(Items from a figure collection)
^^^^

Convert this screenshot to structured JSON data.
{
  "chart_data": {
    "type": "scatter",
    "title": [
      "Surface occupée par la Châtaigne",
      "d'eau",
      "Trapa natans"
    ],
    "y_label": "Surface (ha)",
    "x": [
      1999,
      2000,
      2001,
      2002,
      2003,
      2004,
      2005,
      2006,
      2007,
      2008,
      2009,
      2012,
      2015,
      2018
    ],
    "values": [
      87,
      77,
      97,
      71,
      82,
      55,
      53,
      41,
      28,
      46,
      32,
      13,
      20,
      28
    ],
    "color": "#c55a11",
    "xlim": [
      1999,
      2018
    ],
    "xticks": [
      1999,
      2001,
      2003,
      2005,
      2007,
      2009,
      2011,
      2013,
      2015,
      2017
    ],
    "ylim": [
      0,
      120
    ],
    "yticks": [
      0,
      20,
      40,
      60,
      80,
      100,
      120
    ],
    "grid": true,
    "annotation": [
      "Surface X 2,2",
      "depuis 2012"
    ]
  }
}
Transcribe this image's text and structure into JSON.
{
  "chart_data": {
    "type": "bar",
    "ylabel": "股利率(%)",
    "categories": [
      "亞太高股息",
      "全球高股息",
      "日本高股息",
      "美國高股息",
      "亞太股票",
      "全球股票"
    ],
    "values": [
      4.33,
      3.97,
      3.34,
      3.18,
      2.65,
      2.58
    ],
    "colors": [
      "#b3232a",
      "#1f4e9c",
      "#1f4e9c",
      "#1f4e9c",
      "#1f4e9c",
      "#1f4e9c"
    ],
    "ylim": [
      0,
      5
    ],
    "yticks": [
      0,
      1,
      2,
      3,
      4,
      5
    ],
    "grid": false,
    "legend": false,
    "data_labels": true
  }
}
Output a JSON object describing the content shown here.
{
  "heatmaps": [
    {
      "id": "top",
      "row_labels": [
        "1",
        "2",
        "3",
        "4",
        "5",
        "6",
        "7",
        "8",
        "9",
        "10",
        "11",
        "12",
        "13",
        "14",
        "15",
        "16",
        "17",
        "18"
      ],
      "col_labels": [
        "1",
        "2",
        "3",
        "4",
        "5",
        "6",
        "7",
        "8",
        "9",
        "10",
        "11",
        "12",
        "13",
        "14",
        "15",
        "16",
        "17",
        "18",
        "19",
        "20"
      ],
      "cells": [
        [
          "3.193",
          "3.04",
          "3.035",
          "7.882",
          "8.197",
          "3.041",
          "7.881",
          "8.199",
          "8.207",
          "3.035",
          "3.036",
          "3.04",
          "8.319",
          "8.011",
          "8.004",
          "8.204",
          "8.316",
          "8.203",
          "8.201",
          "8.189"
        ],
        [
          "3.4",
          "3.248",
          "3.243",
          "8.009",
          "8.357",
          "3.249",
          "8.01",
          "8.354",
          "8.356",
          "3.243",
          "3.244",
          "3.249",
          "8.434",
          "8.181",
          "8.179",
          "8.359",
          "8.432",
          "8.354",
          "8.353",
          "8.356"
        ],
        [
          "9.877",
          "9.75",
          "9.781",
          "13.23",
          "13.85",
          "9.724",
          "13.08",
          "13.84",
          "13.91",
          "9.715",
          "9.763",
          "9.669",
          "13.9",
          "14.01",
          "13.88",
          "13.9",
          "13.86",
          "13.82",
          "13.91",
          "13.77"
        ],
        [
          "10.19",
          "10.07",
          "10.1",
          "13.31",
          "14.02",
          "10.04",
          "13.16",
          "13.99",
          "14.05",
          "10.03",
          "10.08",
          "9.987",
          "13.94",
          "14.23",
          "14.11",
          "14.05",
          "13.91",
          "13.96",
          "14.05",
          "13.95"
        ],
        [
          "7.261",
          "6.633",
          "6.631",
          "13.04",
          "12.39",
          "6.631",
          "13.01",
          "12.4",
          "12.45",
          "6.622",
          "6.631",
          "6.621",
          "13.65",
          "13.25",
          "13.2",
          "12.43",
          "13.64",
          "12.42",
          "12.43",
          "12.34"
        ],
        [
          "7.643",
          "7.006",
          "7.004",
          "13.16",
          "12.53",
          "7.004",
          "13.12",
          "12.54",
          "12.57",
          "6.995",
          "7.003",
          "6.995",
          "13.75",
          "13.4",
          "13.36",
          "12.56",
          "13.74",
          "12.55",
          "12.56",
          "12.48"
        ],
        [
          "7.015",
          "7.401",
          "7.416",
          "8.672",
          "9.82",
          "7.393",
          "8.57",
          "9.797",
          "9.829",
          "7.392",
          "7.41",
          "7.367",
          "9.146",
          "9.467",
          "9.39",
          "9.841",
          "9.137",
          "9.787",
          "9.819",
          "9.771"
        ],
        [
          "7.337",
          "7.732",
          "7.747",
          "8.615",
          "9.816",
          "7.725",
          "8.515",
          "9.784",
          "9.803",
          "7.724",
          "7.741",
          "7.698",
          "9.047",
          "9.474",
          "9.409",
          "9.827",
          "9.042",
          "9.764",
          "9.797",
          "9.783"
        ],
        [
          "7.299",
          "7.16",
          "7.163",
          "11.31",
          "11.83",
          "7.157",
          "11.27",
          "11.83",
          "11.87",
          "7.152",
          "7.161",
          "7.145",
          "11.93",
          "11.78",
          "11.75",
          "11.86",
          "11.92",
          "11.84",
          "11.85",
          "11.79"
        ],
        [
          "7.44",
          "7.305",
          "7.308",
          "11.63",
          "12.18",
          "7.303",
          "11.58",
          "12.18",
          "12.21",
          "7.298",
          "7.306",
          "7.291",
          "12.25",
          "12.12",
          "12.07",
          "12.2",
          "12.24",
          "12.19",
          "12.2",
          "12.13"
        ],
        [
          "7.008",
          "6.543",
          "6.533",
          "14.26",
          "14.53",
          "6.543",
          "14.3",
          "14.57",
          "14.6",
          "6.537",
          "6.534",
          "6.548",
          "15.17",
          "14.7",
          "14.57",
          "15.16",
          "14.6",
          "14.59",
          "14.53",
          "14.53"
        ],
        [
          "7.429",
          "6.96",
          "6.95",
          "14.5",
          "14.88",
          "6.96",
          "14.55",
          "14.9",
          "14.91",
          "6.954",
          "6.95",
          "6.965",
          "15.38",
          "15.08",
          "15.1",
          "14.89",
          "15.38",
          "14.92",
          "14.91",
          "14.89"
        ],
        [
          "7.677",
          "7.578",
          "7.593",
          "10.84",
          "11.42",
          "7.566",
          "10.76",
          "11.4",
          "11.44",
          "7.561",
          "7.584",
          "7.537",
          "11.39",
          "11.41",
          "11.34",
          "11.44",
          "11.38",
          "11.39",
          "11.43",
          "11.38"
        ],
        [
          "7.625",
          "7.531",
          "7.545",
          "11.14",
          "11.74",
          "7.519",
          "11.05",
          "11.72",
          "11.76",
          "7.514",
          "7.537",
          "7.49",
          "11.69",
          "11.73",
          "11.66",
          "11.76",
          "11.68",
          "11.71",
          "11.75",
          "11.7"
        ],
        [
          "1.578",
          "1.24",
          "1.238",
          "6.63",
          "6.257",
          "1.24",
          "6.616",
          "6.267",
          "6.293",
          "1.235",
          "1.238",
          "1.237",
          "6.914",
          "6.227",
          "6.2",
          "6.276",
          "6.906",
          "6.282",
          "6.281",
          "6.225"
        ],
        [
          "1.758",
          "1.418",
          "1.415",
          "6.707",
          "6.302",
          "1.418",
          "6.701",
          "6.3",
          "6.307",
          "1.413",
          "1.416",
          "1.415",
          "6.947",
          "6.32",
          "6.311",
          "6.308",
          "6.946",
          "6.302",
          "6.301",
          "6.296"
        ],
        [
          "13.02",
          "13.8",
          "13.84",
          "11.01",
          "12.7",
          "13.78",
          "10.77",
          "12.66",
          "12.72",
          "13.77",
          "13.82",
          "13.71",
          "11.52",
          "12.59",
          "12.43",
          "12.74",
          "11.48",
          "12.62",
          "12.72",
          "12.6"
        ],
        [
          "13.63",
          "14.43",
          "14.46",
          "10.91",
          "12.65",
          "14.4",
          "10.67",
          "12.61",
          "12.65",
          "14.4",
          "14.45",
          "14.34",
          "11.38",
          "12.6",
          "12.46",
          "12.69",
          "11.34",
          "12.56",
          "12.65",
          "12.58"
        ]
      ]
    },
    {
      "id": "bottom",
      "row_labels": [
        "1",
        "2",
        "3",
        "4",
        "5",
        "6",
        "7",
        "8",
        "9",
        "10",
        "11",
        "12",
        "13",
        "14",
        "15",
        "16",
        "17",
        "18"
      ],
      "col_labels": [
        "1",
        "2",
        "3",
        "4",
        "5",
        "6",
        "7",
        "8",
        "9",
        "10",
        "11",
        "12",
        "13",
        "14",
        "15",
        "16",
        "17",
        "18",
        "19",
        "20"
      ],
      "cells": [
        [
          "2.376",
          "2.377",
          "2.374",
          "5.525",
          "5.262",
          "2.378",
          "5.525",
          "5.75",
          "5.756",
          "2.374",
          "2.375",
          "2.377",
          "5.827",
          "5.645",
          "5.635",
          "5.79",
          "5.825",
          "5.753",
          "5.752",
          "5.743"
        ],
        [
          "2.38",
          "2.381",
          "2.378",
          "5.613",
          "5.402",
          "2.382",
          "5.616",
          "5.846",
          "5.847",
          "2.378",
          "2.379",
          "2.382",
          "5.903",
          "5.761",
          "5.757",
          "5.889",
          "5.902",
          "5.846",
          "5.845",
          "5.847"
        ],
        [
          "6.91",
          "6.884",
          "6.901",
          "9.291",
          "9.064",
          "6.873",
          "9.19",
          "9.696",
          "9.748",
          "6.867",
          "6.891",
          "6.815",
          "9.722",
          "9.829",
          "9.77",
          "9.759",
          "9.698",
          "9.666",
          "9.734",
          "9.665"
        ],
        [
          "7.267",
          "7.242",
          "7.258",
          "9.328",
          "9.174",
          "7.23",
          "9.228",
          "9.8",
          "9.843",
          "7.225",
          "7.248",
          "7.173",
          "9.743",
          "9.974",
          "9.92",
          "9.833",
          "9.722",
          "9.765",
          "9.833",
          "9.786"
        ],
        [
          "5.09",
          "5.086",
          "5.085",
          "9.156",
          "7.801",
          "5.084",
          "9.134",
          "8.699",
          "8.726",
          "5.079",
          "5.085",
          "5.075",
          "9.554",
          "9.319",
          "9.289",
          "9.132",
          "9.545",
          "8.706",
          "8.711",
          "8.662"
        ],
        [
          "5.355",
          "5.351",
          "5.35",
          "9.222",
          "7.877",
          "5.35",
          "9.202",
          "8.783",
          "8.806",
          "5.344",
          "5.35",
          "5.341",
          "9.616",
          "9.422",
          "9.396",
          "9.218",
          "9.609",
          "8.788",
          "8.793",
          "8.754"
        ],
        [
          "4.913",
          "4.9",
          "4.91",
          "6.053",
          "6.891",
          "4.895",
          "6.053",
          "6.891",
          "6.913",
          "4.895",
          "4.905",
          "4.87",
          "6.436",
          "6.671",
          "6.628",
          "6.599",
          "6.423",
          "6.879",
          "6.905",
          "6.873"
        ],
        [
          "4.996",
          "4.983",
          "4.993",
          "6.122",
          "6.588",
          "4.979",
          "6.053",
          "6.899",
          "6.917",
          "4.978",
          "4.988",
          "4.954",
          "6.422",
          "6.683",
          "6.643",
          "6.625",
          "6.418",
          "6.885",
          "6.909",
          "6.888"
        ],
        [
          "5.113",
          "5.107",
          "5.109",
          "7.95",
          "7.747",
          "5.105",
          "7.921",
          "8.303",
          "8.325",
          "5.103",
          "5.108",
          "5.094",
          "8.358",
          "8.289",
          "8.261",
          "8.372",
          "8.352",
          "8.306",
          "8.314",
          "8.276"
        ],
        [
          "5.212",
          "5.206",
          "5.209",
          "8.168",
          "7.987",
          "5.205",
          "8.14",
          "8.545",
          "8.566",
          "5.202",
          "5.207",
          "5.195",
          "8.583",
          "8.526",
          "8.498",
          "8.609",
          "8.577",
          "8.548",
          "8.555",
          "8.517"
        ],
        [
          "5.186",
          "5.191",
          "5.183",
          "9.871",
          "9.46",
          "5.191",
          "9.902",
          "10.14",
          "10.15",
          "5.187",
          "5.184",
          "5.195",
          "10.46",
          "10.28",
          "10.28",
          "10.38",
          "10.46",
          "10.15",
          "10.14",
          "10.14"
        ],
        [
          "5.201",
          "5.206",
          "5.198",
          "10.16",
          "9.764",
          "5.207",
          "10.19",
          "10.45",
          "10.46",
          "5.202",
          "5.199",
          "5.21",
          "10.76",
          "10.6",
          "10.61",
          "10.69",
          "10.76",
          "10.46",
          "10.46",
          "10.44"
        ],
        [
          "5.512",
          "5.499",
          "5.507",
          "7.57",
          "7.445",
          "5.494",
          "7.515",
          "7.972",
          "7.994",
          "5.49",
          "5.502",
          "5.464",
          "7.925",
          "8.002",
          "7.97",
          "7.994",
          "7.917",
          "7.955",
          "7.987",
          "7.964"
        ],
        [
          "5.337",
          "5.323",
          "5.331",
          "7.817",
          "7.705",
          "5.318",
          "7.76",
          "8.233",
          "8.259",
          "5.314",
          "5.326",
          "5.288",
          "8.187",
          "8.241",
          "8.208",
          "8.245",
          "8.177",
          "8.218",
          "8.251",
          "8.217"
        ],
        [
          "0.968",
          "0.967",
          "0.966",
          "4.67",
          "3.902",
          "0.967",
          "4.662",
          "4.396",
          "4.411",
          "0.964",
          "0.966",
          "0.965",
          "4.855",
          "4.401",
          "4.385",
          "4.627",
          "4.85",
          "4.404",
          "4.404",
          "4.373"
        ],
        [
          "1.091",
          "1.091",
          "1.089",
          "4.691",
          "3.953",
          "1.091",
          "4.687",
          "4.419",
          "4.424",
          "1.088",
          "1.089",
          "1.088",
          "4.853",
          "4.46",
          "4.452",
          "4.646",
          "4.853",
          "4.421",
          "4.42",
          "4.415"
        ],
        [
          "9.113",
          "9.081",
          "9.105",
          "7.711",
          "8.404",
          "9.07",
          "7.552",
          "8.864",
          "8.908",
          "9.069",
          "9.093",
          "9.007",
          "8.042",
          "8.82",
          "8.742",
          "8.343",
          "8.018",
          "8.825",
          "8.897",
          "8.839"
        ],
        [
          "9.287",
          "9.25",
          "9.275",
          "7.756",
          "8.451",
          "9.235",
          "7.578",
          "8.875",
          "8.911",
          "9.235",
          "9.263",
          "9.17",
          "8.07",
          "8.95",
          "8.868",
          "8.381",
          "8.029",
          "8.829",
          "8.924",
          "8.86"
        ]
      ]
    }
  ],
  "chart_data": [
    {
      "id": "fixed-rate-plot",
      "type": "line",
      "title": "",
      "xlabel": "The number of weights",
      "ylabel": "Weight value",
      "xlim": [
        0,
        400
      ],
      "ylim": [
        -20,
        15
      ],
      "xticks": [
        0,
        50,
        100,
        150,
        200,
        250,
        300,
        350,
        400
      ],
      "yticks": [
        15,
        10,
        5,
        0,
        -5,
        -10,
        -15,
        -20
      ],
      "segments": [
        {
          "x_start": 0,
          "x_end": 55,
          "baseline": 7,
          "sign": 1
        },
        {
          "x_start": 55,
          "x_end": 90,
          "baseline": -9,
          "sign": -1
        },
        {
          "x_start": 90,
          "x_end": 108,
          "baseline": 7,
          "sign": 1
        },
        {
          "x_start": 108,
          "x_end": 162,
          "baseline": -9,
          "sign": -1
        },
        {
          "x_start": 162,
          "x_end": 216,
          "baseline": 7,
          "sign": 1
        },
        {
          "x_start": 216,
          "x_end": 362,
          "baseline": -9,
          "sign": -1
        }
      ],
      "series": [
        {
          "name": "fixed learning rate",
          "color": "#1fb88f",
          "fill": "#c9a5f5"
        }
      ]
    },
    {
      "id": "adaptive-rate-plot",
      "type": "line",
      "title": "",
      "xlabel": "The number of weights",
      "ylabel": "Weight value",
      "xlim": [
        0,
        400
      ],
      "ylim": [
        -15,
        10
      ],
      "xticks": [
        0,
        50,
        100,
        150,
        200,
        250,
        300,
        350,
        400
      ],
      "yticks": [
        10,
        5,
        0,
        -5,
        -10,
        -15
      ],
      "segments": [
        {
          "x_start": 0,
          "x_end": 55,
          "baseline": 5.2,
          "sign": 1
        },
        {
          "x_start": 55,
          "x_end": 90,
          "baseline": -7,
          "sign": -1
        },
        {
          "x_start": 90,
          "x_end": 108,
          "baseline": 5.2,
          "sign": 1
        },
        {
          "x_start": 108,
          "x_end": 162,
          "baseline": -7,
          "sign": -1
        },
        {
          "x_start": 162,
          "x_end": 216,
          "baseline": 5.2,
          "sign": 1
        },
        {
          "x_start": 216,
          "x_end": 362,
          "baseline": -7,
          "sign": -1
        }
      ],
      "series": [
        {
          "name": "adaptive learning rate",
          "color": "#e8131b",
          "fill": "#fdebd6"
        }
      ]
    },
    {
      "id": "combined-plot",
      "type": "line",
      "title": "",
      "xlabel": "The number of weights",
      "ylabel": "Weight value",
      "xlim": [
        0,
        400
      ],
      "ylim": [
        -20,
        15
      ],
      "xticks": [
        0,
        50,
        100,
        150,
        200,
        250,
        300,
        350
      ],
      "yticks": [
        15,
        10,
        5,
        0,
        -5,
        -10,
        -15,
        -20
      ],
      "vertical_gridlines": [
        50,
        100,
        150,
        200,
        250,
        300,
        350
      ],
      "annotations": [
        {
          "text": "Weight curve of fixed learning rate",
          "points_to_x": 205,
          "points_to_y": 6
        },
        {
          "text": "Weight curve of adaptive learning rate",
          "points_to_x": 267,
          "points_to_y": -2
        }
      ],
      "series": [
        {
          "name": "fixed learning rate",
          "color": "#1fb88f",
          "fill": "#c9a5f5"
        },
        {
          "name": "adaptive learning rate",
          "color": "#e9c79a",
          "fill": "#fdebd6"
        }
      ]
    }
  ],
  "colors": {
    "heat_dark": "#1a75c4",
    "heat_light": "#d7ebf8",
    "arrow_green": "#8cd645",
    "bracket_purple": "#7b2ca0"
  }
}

^^^^

## What to work on
Check each line of the records above for the word "plot", then give the number of lines that have it, with no other words.

## Written response
3